[Data records]
[START]
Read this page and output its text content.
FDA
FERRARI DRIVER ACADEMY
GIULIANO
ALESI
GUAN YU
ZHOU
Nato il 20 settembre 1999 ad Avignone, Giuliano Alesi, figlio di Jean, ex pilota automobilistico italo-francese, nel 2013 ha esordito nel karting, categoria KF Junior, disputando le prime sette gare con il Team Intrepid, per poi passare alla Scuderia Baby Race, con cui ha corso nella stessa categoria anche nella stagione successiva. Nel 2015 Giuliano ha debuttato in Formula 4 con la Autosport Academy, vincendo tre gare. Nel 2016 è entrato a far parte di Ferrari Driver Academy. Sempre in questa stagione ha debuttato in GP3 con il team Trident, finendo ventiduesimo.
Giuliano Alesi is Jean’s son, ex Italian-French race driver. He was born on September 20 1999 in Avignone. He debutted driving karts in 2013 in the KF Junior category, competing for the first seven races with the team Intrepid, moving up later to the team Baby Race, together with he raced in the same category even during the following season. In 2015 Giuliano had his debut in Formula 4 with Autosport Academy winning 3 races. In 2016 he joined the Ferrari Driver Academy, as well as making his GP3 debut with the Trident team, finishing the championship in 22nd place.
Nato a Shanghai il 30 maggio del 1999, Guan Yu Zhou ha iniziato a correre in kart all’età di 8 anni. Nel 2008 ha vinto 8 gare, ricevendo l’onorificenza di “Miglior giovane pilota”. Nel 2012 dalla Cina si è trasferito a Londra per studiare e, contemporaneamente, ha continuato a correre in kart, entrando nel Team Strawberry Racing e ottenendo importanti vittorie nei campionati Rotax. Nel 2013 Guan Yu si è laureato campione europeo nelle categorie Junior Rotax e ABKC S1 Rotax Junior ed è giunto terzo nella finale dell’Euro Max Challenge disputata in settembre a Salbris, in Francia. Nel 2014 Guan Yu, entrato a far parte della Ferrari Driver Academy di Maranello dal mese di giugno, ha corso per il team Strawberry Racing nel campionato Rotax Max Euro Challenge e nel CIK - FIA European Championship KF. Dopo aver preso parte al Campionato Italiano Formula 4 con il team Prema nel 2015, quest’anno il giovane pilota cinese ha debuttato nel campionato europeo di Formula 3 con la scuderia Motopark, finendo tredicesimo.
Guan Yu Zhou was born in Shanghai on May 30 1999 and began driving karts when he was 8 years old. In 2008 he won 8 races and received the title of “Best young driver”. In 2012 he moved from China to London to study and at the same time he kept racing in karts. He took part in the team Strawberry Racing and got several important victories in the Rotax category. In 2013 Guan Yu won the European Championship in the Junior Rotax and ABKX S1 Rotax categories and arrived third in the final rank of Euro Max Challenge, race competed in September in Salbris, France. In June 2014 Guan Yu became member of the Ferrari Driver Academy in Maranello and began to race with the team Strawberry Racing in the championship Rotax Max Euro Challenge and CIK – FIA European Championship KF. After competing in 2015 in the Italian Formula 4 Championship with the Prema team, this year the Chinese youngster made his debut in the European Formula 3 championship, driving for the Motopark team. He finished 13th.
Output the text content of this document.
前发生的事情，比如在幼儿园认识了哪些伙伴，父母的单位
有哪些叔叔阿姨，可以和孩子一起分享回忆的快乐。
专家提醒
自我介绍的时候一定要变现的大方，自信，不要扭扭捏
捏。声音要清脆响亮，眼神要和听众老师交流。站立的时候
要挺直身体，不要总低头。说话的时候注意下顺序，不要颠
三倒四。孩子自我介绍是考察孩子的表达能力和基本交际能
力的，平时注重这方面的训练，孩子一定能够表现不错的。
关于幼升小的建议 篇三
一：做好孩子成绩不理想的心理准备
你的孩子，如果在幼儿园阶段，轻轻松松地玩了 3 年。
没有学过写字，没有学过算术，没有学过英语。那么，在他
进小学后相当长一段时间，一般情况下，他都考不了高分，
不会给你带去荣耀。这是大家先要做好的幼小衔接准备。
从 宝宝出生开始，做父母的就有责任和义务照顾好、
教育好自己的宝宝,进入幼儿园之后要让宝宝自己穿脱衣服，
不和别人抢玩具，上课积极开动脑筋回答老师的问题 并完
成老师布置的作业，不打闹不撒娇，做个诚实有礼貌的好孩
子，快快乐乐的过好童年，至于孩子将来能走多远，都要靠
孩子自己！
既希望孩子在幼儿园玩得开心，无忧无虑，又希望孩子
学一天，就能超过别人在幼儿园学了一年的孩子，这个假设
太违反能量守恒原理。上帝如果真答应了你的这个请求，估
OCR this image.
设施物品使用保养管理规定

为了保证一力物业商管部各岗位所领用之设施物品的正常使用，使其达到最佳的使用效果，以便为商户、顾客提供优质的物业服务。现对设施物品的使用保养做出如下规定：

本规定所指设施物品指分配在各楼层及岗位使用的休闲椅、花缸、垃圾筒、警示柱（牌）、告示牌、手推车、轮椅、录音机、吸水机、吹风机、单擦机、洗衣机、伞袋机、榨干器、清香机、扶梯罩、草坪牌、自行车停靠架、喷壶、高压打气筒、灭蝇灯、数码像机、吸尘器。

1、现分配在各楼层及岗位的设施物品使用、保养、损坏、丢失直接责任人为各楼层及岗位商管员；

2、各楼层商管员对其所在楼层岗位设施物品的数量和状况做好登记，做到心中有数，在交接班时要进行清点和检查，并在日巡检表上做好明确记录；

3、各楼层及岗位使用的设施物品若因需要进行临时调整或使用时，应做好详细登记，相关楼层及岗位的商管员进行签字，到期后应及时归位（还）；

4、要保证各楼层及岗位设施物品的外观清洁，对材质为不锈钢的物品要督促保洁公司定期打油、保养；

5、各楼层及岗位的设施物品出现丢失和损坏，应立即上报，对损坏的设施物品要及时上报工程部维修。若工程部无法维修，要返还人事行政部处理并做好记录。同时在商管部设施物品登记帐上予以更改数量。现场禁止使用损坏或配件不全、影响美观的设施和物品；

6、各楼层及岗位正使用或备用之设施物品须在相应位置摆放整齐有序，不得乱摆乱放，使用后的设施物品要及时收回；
[END]
__Directive__
Write out exactly the lines of the entries above that run from the line containing "OCR this image." through the last line, including both.

__Correct answer__
OCR this image.
设施物品使用保养管理规定

为了保证一力物业商管部各岗位所领用之设施物品的正常使用，使其达到最佳的使用效果，以便为商户、顾客提供优质的物业服务。现对设施物品的使用保养做出如下规定：

本规定所指设施物品指分配在各楼层及岗位使用的休闲椅、花缸、垃圾筒、警示柱（牌）、告示牌、手推车、轮椅、录音机、吸水机、吹风机、单擦机、洗衣机、伞袋机、榨干器、清香机、扶梯罩、草坪牌、自行车停靠架、喷壶、高压打气筒、灭蝇灯、数码像机、吸尘器。

1、现分配在各楼层及岗位的设施物品使用、保养、损坏、丢失直接责任人为各楼层及岗位商管员；

2、各楼层商管员对其所在楼层岗位设施物品的数量和状况做好登记，做到心中有数，在交接班时要进行清点和检查，并在日巡检表上做好明确记录；

3、各楼层及岗位使用的设施物品若因需要进行临时调整或使用时，应做好详细登记，相关楼层及岗位的商管员进行签字，到期后应及时归位（还）；

4、要保证各楼层及岗位设施物品的外观清洁，对材质为不锈钢的物品要督促保洁公司定期打油、保养；

5、各楼层及岗位的设施物品出现丢失和损坏，应立即上报，对损坏的设施物品要及时上报工程部维修。若工程部无法维修，要返还人事行政部处理并做好记录。同时在商管部设施物品登记帐上予以更改数量。现场禁止使用损坏或配件不全、影响美观的设施和物品；

6、各楼层及岗位正使用或备用之设施物品须在相应位置摆放整齐有序，不得乱摆乱放，使用后的设施物品要及时收回；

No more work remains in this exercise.